Given task → Find every line in the records below that holds the word "Setting", and copy each one.

[Data entries]

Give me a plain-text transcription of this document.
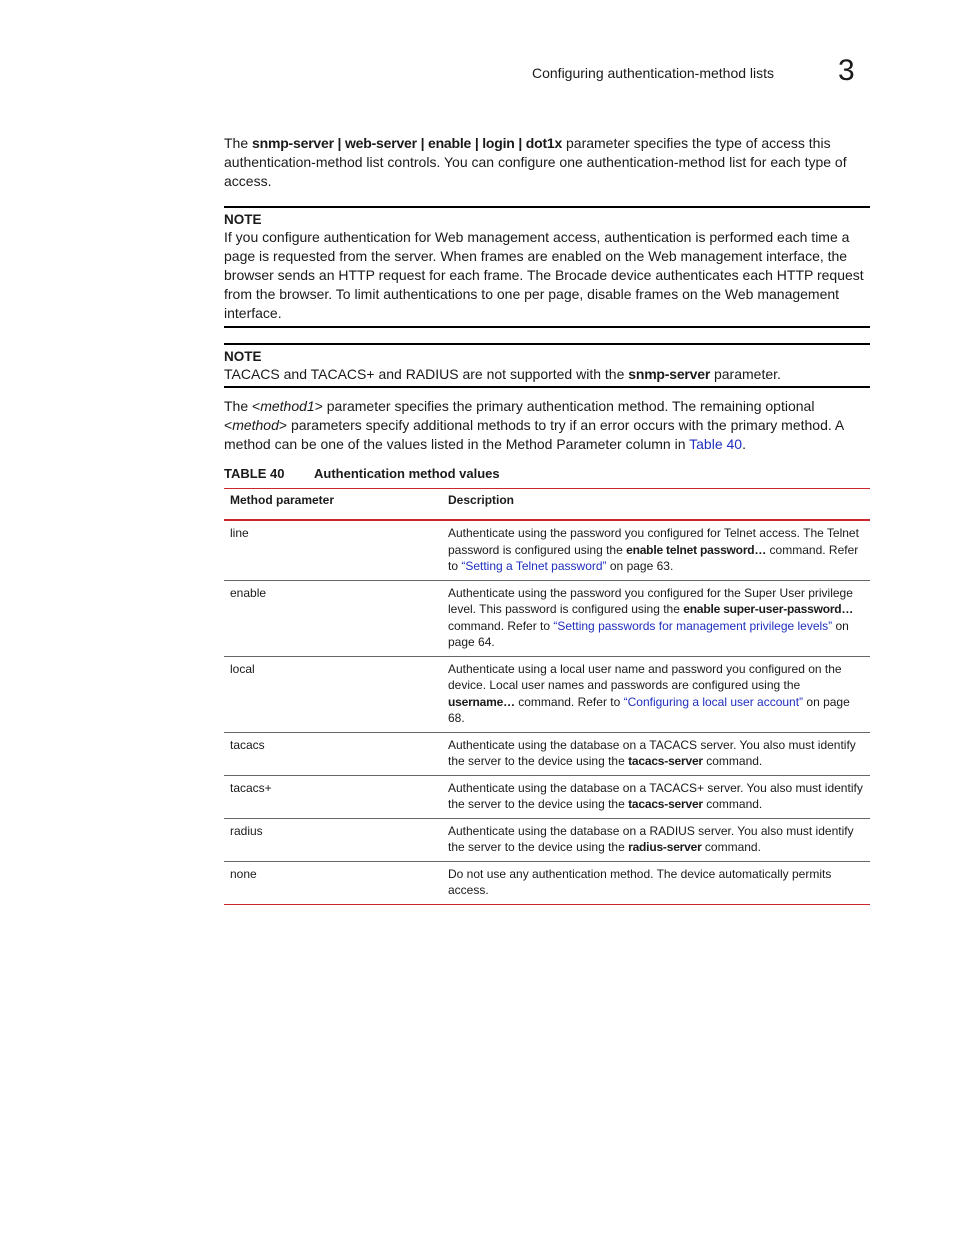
Configuring authentication-method lists 3

The snmp-server | web-server | enable | login | dot1x parameter specifies the type of access this authentication-method list controls. You can configure one authentication-method list for each type of access.

NOTE

If you configure authentication for Web management access, authentication is performed each time a page is requested from the server. When frames are enabled on the Web management interface, the browser sends an HTTP request for each frame. The Brocade device authenticates each HTTP request from the browser. To limit authentications to one per page, disable frames on the Web management interface.

NOTE

TACACS and TACACS+ and RADIUS are not supported with the snmp-server parameter.

The <method1> parameter specifies the primary authentication method. The remaining optional <method> parameters specify additional methods to try if an error occurs with the primary method. A method can be one of the values listed in the Method Parameter column in Table 40.

TABLE 40 Authentication method values
Method parameter	Description
line	Authenticate using the password you configured for Telnet access. The Telnet password is configured using the enable telnet password… command. Refer to “Setting a Telnet password” on page 63.
enable	Authenticate using the password you configured for the Super User privilege level. This password is configured using the enable super-user-password… command. Refer to “Setting passwords for management privilege levels” on page 64.
local	Authenticate using a local user name and password you configured on the device. Local user names and passwords are configured using the username… command. Refer to “Configuring a local user account” on page 68.
tacacs	Authenticate using the database on a TACACS server. You also must identify the server to the device using the tacacs-server command.
tacacs+	Authenticate using the database on a TACACS+ server. You also must identify the server to the device using the tacacs-server command.
radius	Authenticate using the database on a RADIUS server. You also must identify the server to the device using the radius-server command.
none	Do not use any authentication method. The device automatically permits access.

Written solution →
line	Authenticate using the password you configured for Telnet access. The Telnet password is configured using the enable telnet password… command. Refer to “Setting a Telnet password” on page 63.
enable	Authenticate using the password you configured for the Super User privilege level. This password is configured using the enable super-user-password… command. Refer to “Setting passwords for management privilege levels” on page 64.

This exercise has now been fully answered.